● **Task to carry out**
Pick out the lines in the listing below that contain the word "Numbers" and copy them.

══ Input data ══

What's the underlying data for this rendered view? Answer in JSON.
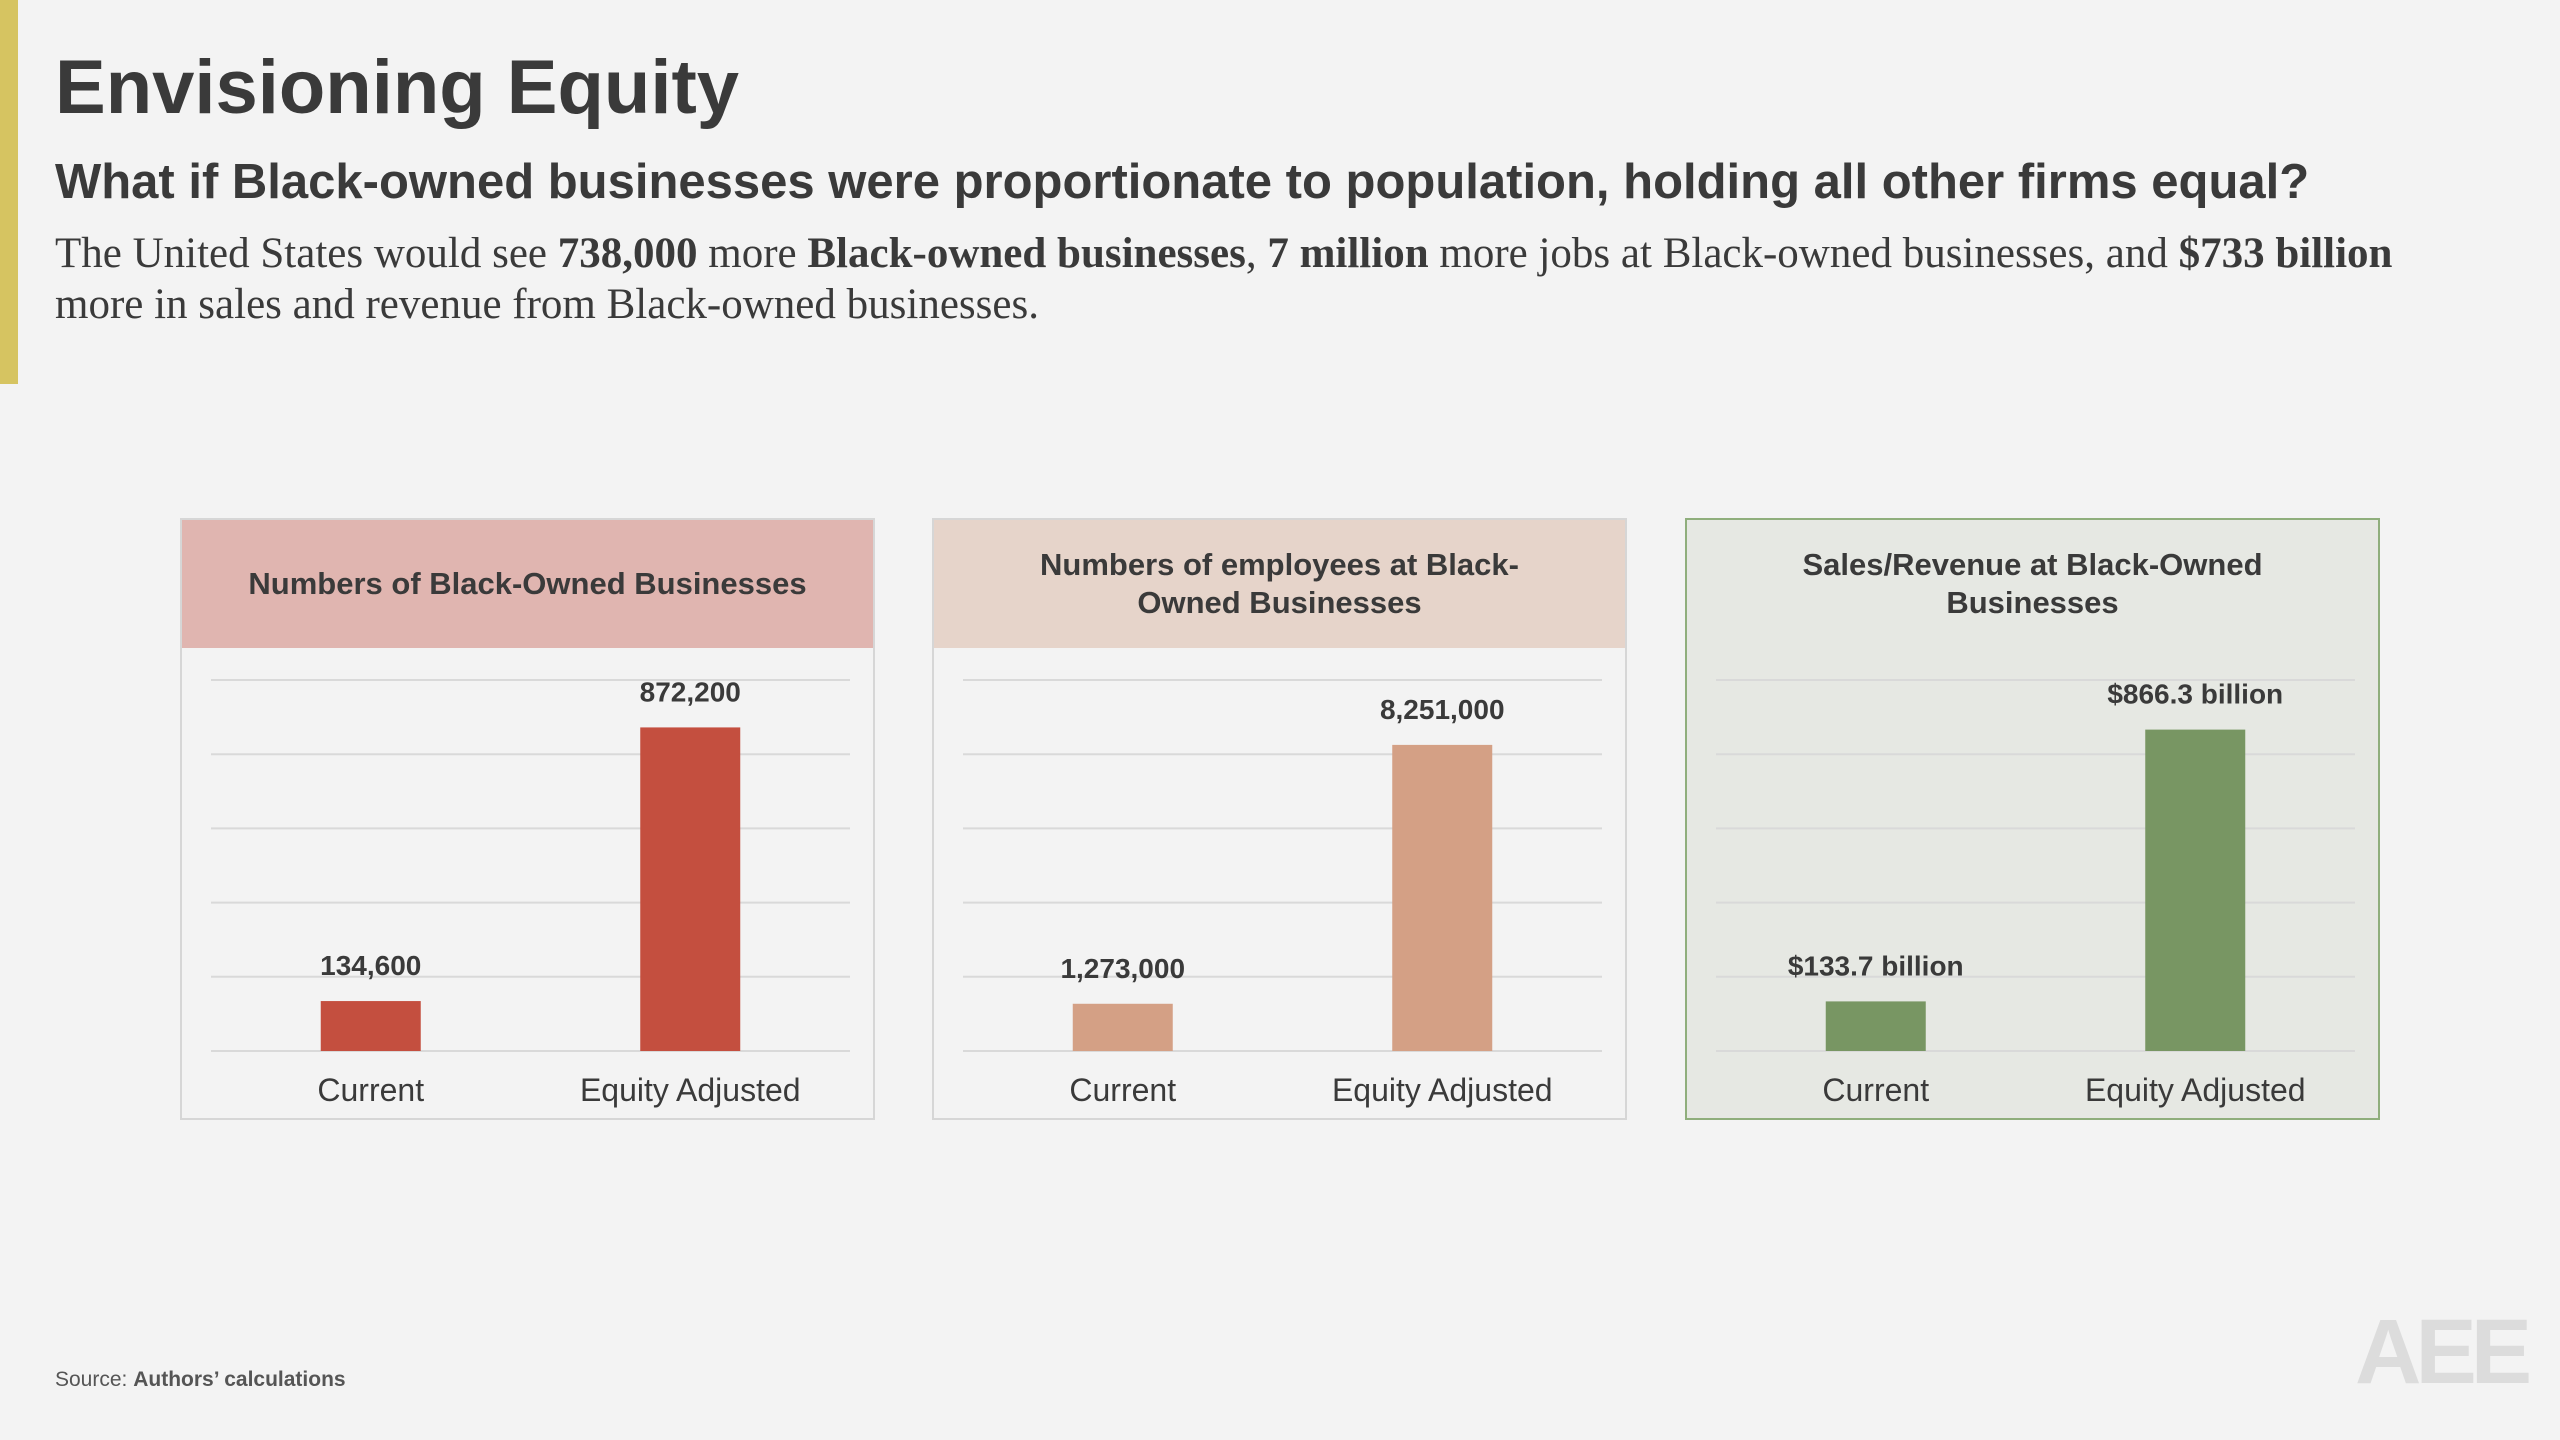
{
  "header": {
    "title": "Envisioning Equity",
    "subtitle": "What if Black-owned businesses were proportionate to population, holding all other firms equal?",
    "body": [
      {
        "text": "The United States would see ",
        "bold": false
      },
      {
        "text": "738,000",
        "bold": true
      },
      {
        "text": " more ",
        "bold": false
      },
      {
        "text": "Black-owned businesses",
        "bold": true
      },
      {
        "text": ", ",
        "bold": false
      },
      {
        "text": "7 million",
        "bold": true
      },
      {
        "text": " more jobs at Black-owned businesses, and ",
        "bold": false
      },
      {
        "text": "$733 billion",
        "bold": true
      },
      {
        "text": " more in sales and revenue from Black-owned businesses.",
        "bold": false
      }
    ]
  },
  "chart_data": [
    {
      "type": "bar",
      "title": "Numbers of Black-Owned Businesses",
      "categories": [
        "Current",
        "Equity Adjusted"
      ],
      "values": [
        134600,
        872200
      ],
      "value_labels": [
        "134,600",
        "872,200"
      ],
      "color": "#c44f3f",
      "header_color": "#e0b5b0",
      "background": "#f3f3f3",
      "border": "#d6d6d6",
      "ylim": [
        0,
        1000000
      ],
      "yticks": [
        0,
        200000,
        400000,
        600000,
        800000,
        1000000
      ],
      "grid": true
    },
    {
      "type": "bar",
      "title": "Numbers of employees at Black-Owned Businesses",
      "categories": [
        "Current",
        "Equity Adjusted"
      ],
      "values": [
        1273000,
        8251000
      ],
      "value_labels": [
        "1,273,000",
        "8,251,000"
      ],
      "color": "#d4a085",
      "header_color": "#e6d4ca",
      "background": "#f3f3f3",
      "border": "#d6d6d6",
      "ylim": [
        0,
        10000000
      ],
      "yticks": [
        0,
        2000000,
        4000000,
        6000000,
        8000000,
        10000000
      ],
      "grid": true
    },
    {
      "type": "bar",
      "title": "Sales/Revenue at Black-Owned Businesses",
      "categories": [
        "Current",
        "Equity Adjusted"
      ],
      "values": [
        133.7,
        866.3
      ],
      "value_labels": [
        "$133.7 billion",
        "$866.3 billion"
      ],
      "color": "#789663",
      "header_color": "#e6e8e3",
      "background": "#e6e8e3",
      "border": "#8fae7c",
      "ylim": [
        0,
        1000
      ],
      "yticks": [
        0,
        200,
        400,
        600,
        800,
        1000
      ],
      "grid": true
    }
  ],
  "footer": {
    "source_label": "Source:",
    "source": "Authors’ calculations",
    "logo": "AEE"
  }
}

═══

● **Response**
      "title": "Numbers of Black-Owned Businesses",
      "title": "Numbers of employees at Black-Owned Businesses",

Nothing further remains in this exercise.